### Extracted entries
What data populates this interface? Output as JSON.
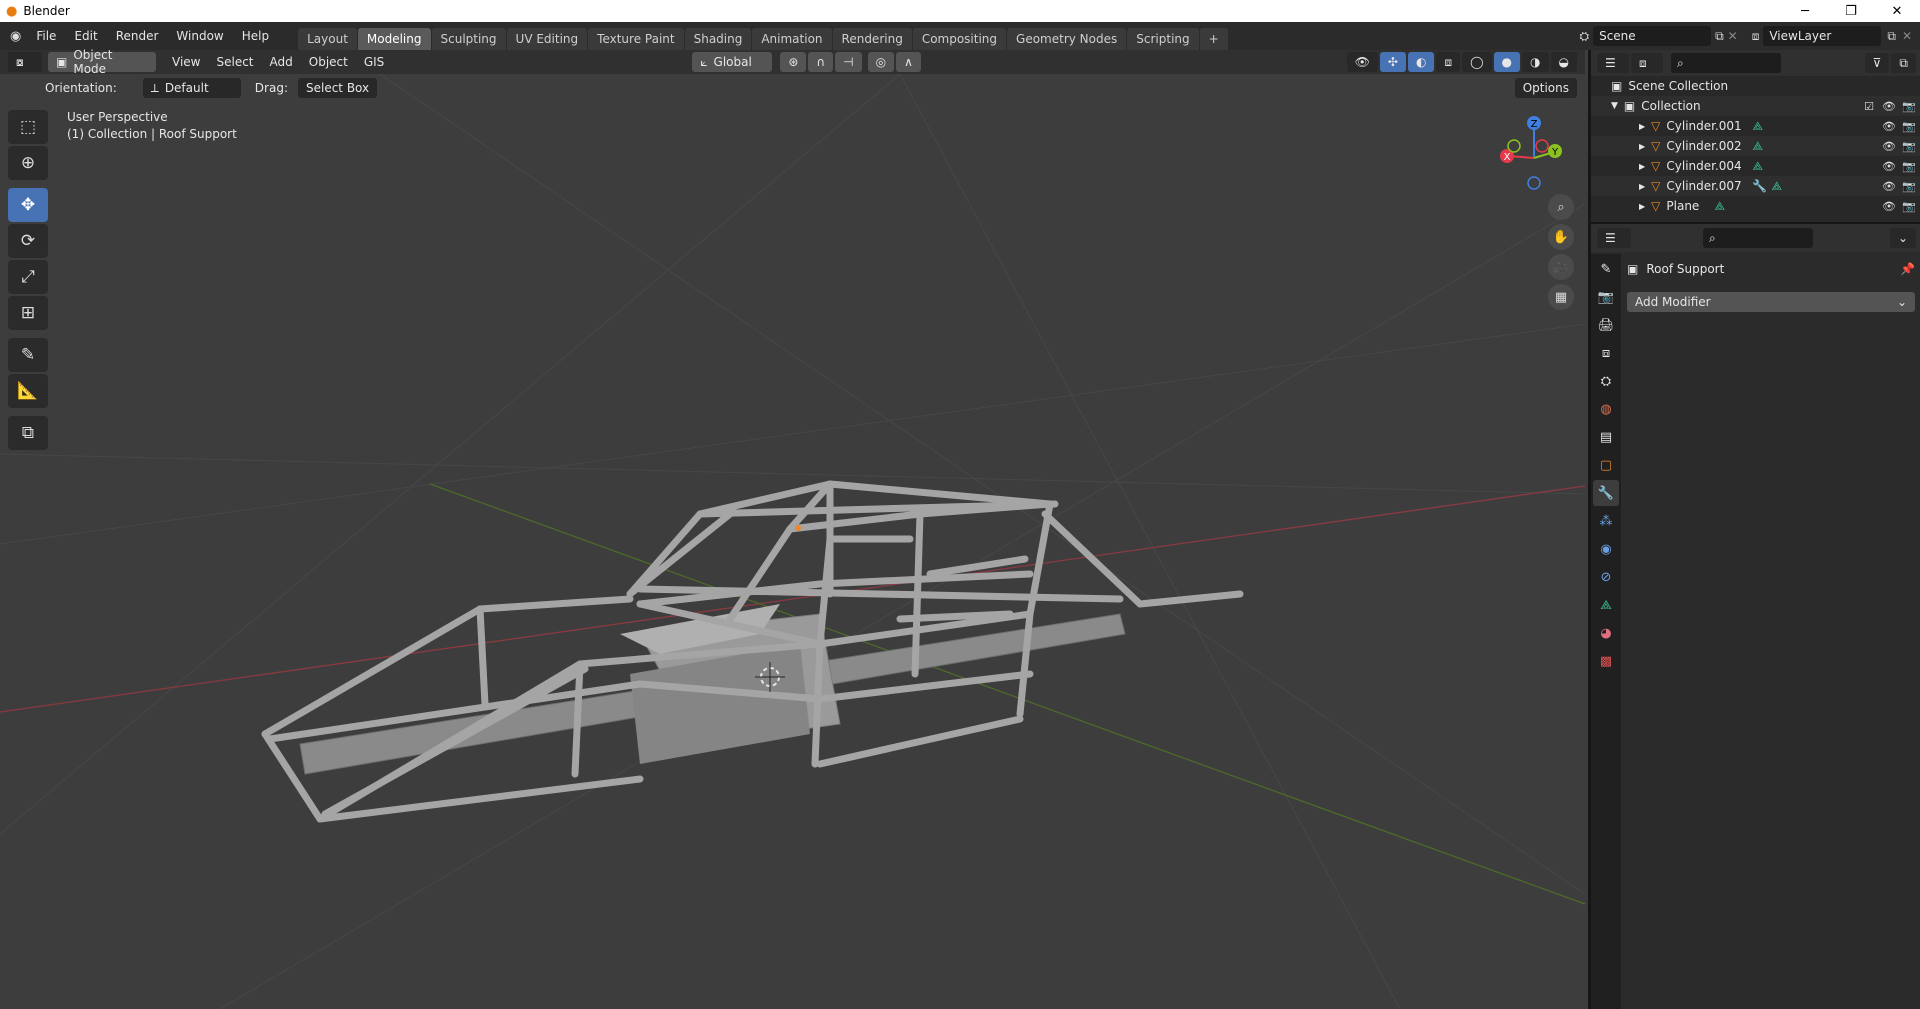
{
  "window": {
    "title": "Blender",
    "minimize": "─",
    "maximize": "❐",
    "close": "✕"
  },
  "menus": [
    "File",
    "Edit",
    "Render",
    "Window",
    "Help"
  ],
  "workspaces": [
    "Layout",
    "Modeling",
    "Sculpting",
    "UV Editing",
    "Texture Paint",
    "Shading",
    "Animation",
    "Rendering",
    "Compositing",
    "Geometry Nodes",
    "Scripting"
  ],
  "active_workspace": "Modeling",
  "add_workspace": "+",
  "scene": {
    "name": "Scene",
    "view_layer": "ViewLayer"
  },
  "header": {
    "mode": "Object Mode",
    "menus": [
      "View",
      "Select",
      "Add",
      "Object",
      "GIS"
    ],
    "transform_orientation": "Global"
  },
  "tool_settings": {
    "orientation_label": "Orientation:",
    "orientation_value": "Default",
    "drag_label": "Drag:",
    "drag_value": "Select Box",
    "options": "Options"
  },
  "viewport": {
    "perspective": "User Perspective",
    "context": "(1) Collection | Roof Support",
    "gizmo": {
      "z": "Z",
      "y": "Y",
      "x": "X"
    }
  },
  "outliner": {
    "root": "Scene Collection",
    "collection": "Collection",
    "objects": [
      "Cylinder.001",
      "Cylinder.002",
      "Cylinder.004",
      "Cylinder.007",
      "Plane"
    ]
  },
  "properties": {
    "object_name": "Roof Support",
    "add_modifier": "Add Modifier"
  },
  "colors": {
    "accent": "#4772b3",
    "axis_x": "#e53a4a",
    "axis_y": "#8bc220",
    "axis_z": "#3f7fe0",
    "mesh": "#9a9a9a",
    "object_orange": "#e6892c",
    "mesh_data_green": "#3cc098"
  }
}
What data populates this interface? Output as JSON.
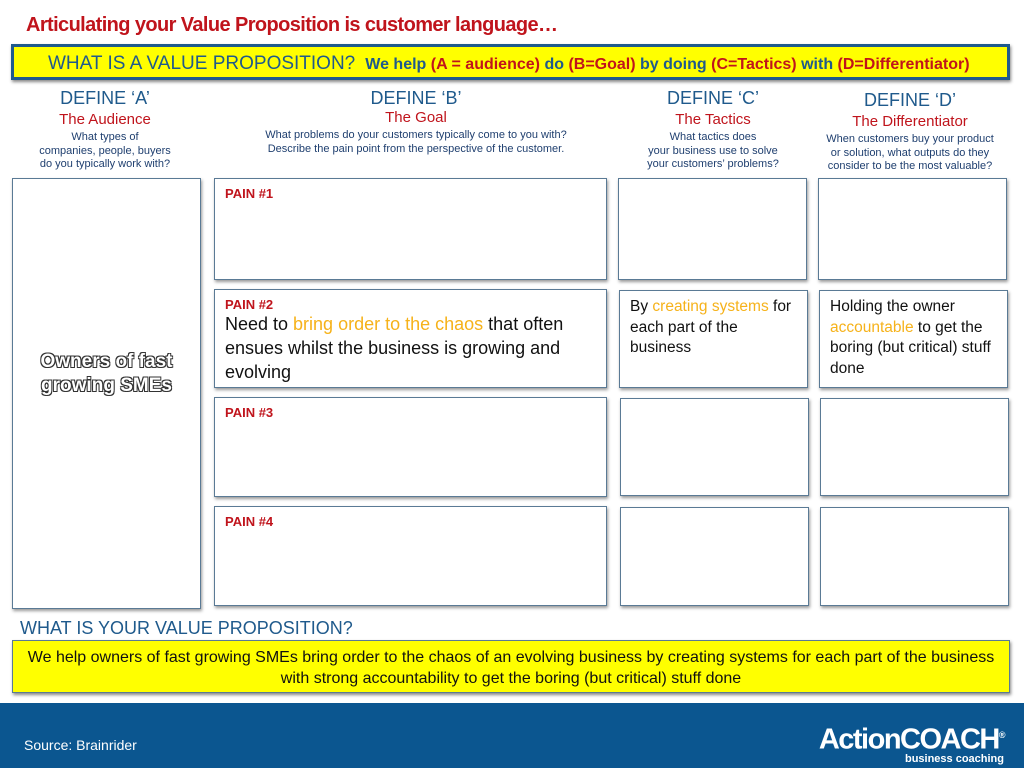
{
  "title": "Articulating your Value Proposition is customer language…",
  "banner": {
    "question": "WHAT IS A VALUE PROPOSITION?",
    "we_help": "We help",
    "a": "(A = audience)",
    "do": "do",
    "b": "(B=Goal)",
    "by_doing": "by doing",
    "c": "(C=Tactics)",
    "with": "with",
    "d": "(D=Differentiator)"
  },
  "columns": [
    {
      "define": "DEFINE ‘A’",
      "goal": "The Audience",
      "lines": [
        "What types of",
        "companies, people, buyers",
        "do you typically work with?"
      ]
    },
    {
      "define": "DEFINE ‘B’",
      "goal": "The Goal",
      "lines": [
        "What problems do your customers typically come to you with?",
        "Describe the pain point from the perspective of the customer."
      ]
    },
    {
      "define": "DEFINE ‘C’",
      "goal": "The Tactics",
      "lines": [
        "What tactics does",
        "your business use to solve",
        "your customers’ problems?"
      ]
    },
    {
      "define": "DEFINE ‘D’",
      "goal": "The Differentiator",
      "lines": [
        "When customers buy your product",
        "or solution, what outputs do they",
        "consider to be the most valuable?"
      ]
    }
  ],
  "audience_answer": {
    "l1": "Owners of fast",
    "l2": "growing SMEs"
  },
  "pains": [
    "PAIN #1",
    "PAIN #2",
    "PAIN #3",
    "PAIN #4"
  ],
  "pain2": {
    "pre": "Need to ",
    "hl": "bring order to the chaos",
    "post": " that often ensues whilst the business is growing and evolving"
  },
  "tactic2": {
    "pre": "By ",
    "hl": "creating systems",
    "post": " for each part of the business"
  },
  "diff2": {
    "pre": "Holding the owner ",
    "hl": "accountable",
    "post": " to get the boring (but critical) stuff done"
  },
  "your_vp": {
    "heading": "WHAT IS YOUR VALUE PROPOSITION?",
    "text": "We help owners of fast growing SMEs bring order to the chaos of an evolving business by creating systems for each part of the business with strong accountability to get the boring (but critical) stuff done"
  },
  "footer": {
    "source": "Source: Brainrider",
    "logo_main": "ActionCOACH",
    "logo_reg": "®",
    "logo_sub": "business coaching"
  },
  "colors": {
    "title_red": "#c0141c",
    "blue": "#1f5a8c",
    "yellow": "#ffff00",
    "highlight": "#f6b21a",
    "footer": "#0b5690"
  }
}
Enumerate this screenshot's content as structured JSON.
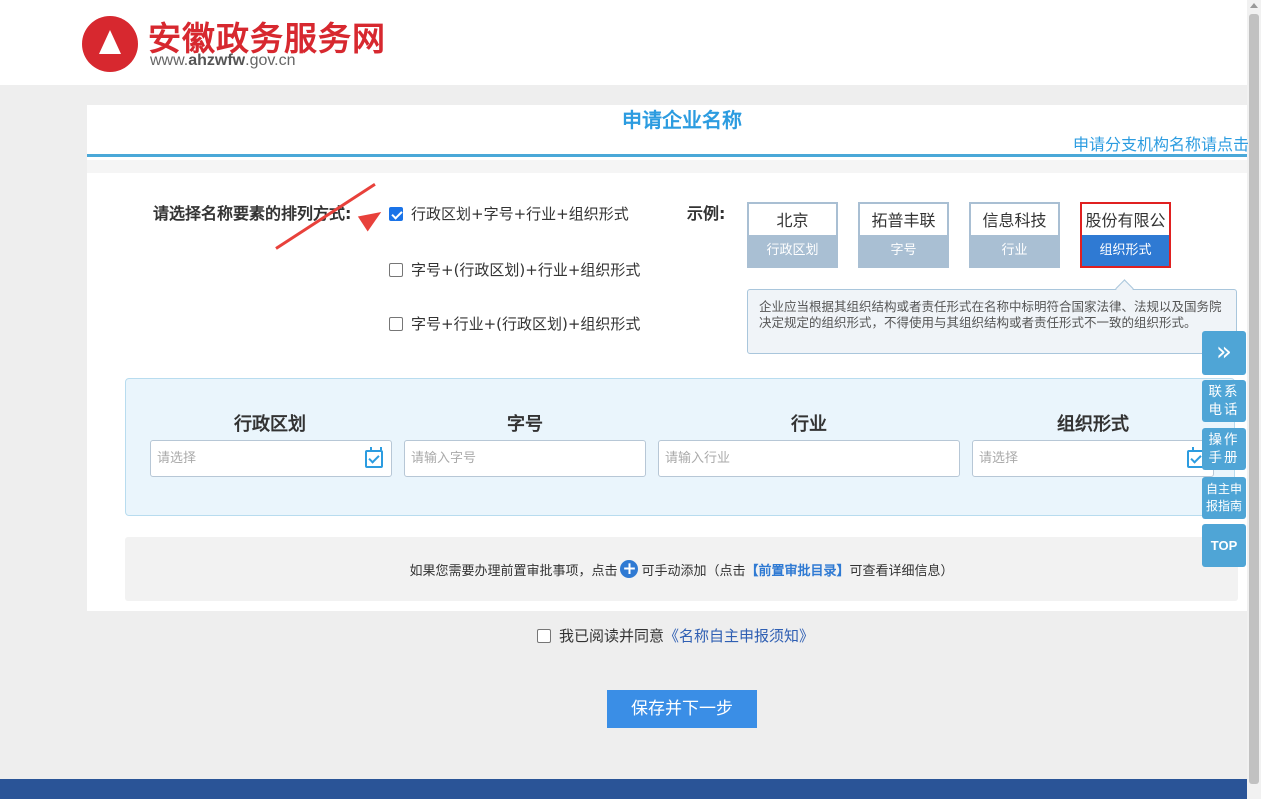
{
  "header": {
    "title": "安徽政务服务网",
    "url_prefix": "www.",
    "url_bold": "ahzwfw",
    "url_suffix": ".gov.cn"
  },
  "card": {
    "title": "申请企业名称",
    "branch_link": "申请分支机构名称请点击"
  },
  "order": {
    "label": "请选择名称要素的排列方式:",
    "options": [
      {
        "label": "行政区划+字号+行业+组织形式",
        "checked": true
      },
      {
        "label": "字号+(行政区划)+行业+组织形式",
        "checked": false
      },
      {
        "label": "字号+行业+(行政区划)+组织形式",
        "checked": false
      }
    ]
  },
  "example": {
    "label": "示例:",
    "items": [
      {
        "value": "北京",
        "caption": "行政区划"
      },
      {
        "value": "拓普丰联",
        "caption": "字号"
      },
      {
        "value": "信息科技",
        "caption": "行业"
      },
      {
        "value": "股份有限公",
        "caption": "组织形式"
      }
    ],
    "tip": "企业应当根据其组织结构或者责任形式在名称中标明符合国家法律、法规以及国务院决定规定的组织形式，不得使用与其组织结构或者责任形式不一致的组织形式。"
  },
  "fields": [
    {
      "label": "行政区划",
      "placeholder": "请选择",
      "type": "select"
    },
    {
      "label": "字号",
      "placeholder": "请输入字号",
      "type": "text"
    },
    {
      "label": "行业",
      "placeholder": "请输入行业",
      "type": "text"
    },
    {
      "label": "组织形式",
      "placeholder": "请选择",
      "type": "select"
    }
  ],
  "prereq": {
    "text_before": "如果您需要办理前置审批事项，点击",
    "text_after": "可手动添加（点击",
    "link": "【前置审批目录】",
    "text_end": "可查看详细信息）"
  },
  "agree": {
    "text": "我已阅读并同意",
    "notice": "《名称自主申报须知》",
    "checked": false
  },
  "save_button": "保存并下一步",
  "side_toolbar": {
    "expand": "»",
    "contact": "联系电话",
    "manual": "操作手册",
    "guide": "自主申报指南",
    "top": "TOP"
  },
  "colors": {
    "brand_red": "#d7282f",
    "accent_blue": "#2c9ce0",
    "button_blue": "#3a8ee6",
    "footer_blue": "#2a5497"
  }
}
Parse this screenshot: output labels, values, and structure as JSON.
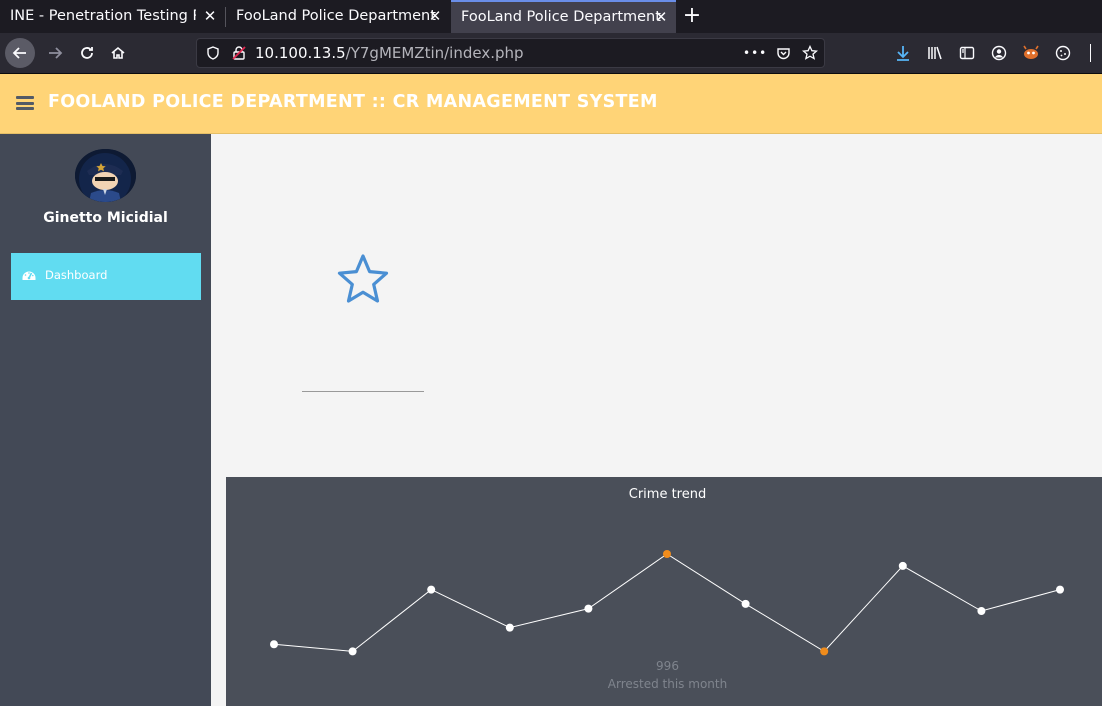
{
  "browser": {
    "tabs": [
      {
        "title": "INE - Penetration Testing Pr",
        "close": "✕",
        "active": false
      },
      {
        "title": "FooLand Police Department",
        "close": "✕",
        "active": false
      },
      {
        "title": "FooLand Police Department",
        "close": "✕",
        "active": true
      }
    ],
    "new_tab": "+",
    "url_host": "10.100.13.5",
    "url_path": "/Y7gMEMZtin/index.php",
    "url_more": "•••",
    "icons": [
      "back-icon",
      "forward-icon",
      "reload-icon",
      "home-icon",
      "shield-icon",
      "insecure-lock-icon",
      "pocket-icon",
      "bookmark-star-icon",
      "download-icon",
      "library-icon",
      "sidebar-icon",
      "account-icon",
      "extension-icon",
      "cookie-icon",
      "menu-icon"
    ]
  },
  "app": {
    "title": "FOOLAND POLICE DEPARTMENT :: CR MANAGEMENT SYSTEM",
    "header_color": "#ffd477",
    "sidebar_color": "#434956",
    "accent_color": "#61dcf1"
  },
  "sidebar": {
    "user_name": "Ginetto Micidial",
    "items": [
      {
        "label": "Dashboard",
        "icon": "dashboard-icon",
        "active": true
      }
    ]
  },
  "main": {
    "widget_icon": "star-icon"
  },
  "chart_data": {
    "type": "line",
    "title": "Crime trend",
    "x": [
      1,
      2,
      3,
      4,
      5,
      6,
      7,
      8,
      9,
      10,
      11
    ],
    "series": [
      {
        "values": [
          38,
          35,
          61,
          45,
          53,
          76,
          55,
          35,
          71,
          52,
          61
        ],
        "highlighted_indices": [
          5,
          7
        ]
      }
    ],
    "point_color": "#ffffff",
    "highlight_color": "#f08c1c",
    "line_color": "#ffffff",
    "ylim": [
      20,
      100
    ],
    "grid": false,
    "stat_value": "996",
    "stat_label": "Arrested this month"
  }
}
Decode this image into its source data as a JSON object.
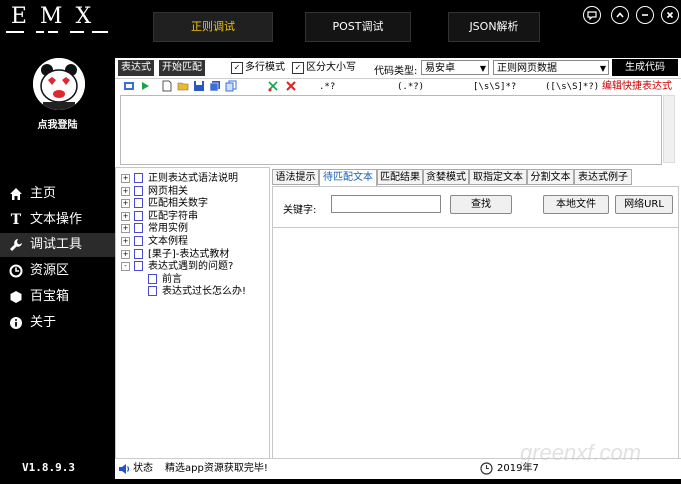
{
  "app": {
    "logo_text": "EMX",
    "login_text": "点我登陆",
    "version": "V1.8.9.3"
  },
  "nav": [
    {
      "label": "主页",
      "icon": "home-icon"
    },
    {
      "label": "文本操作",
      "icon": "text-icon"
    },
    {
      "label": "调试工具",
      "icon": "wrench-icon"
    },
    {
      "label": "资源区",
      "icon": "clock-icon"
    },
    {
      "label": "百宝箱",
      "icon": "hexagon-icon"
    },
    {
      "label": "关于",
      "icon": "info-icon"
    }
  ],
  "top_tabs": [
    "正则调试",
    "POST调试",
    "JSON解析"
  ],
  "toolbar": {
    "mode_expr": "表达式",
    "mode_match": "开始匹配",
    "multiline": "多行模式",
    "case_sensitive": "区分大小写",
    "code_type_label": "代码类型:",
    "code_type_value": "易安卓",
    "web_source_value": "正则网页数据",
    "generate_button": "生成代码"
  },
  "snippets": {
    "s1": ".*?",
    "s2": "(.*?)",
    "s3": "[\\s\\S]*?",
    "s4": "([\\s\\S]*?)",
    "link": "编辑快捷表达式"
  },
  "tree": [
    {
      "label": "正则表达式语法说明",
      "expander": "+"
    },
    {
      "label": "网页相关",
      "expander": "+"
    },
    {
      "label": "匹配相关数字",
      "expander": "+"
    },
    {
      "label": "匹配字符串",
      "expander": "+"
    },
    {
      "label": "常用实例",
      "expander": "+"
    },
    {
      "label": "文本例程",
      "expander": "+"
    },
    {
      "label": "[果子]-表达式教材",
      "expander": "+"
    },
    {
      "label": "表达式遇到的问题?",
      "expander": "-"
    },
    {
      "label": "前言",
      "expander": ""
    },
    {
      "label": "表达式过长怎么办!",
      "expander": ""
    }
  ],
  "right_tabs": [
    "语法提示",
    "待匹配文本",
    "匹配结果",
    "贪婪模式",
    "取指定文本",
    "分割文本",
    "表达式例子"
  ],
  "panel": {
    "keyword_label": "关键字:",
    "keyword_value": "",
    "find_button": "查找",
    "local_file_button": "本地文件",
    "web_url_button": "网络URL"
  },
  "status": {
    "label": "状态",
    "message": "精选app资源获取完毕!",
    "date": "2019年7"
  },
  "watermark": "greenxf.com",
  "colors": {
    "accent_tab": "#f1c40f",
    "sidebar_bg": "#000000",
    "link_red": "#cc0000"
  }
}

### Exercise
All lines of the data above that include the word "systems" must be shown.

### Exercise result
    "hl": "creating systems",
    "text": "We help owners of fast growing SMEs bring order to the chaos of an evolving business by creating systems for each part of the business with strong accountability to get the boring (but critical) stuff done"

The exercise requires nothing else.